PROMPT ▸ What follows is a listing to be transcribed exactly.
== == ==
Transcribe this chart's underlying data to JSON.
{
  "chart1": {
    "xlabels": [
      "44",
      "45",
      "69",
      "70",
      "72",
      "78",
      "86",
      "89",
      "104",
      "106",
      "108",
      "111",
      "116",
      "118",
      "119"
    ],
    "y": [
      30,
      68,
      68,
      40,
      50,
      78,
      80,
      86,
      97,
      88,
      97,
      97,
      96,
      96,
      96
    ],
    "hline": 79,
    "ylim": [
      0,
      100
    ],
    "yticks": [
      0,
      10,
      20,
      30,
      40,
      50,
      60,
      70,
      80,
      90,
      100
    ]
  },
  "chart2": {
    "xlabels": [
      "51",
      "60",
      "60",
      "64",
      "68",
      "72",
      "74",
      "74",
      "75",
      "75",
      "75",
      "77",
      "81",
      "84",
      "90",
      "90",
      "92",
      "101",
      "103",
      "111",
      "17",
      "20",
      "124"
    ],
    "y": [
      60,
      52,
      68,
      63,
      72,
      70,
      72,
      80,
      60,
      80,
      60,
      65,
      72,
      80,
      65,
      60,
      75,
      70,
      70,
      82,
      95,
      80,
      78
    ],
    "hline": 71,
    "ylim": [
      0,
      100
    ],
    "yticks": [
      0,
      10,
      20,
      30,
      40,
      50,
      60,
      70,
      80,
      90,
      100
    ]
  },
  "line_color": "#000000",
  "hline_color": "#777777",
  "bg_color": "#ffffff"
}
== == ==
WORKED ANSWER ▸
Transcribe this chart's underlying data to JSON.
{
  "chart1": {
    "xlabels": [
      "44",
      "45",
      "69",
      "70",
      "72",
      "78",
      "86",
      "89",
      "104",
      "106",
      "108",
      "111",
      "116",
      "118",
      "119"
    ],
    "y": [
      30,
      68,
      68,
      40,
      50,
      78,
      80,
      86,
      97,
      88,
      97,
      97,
      96,
      96,
      96
    ],
    "hline": 79,
    "ylim": [
      0,
      100
    ],
    "yticks": [
      0,
      10,
      20,
      30,
      40,
      50,
      60,
      70,
      80,
      90,
      100
    ]
  },
  "chart2": {
    "xlabels": [
      "51",
      "60",
      "60",
      "64",
      "68",
      "72",
      "74",
      "74",
      "75",
      "75",
      "75",
      "77",
      "81",
      "84",
      "90",
      "90",
      "92",
      "101",
      "103",
      "111",
      "17",
      "20",
      "124"
    ],
    "y": [
      60,
      52,
      68,
      63,
      72,
      70,
      72,
      80,
      60,
      80,
      60,
      65,
      72,
      80,
      65,
      60,
      75,
      70,
      70,
      82,
      95,
      80,
      78
    ],
    "hline": 71,
    "ylim": [
      0,
      100
    ],
    "yticks": [
      0,
      10,
      20,
      30,
      40,
      50,
      60,
      70,
      80,
      90,
      100
    ]
  },
  "line_color": "#000000",
  "hline_color": "#777777",
  "bg_color": "#ffffff"
}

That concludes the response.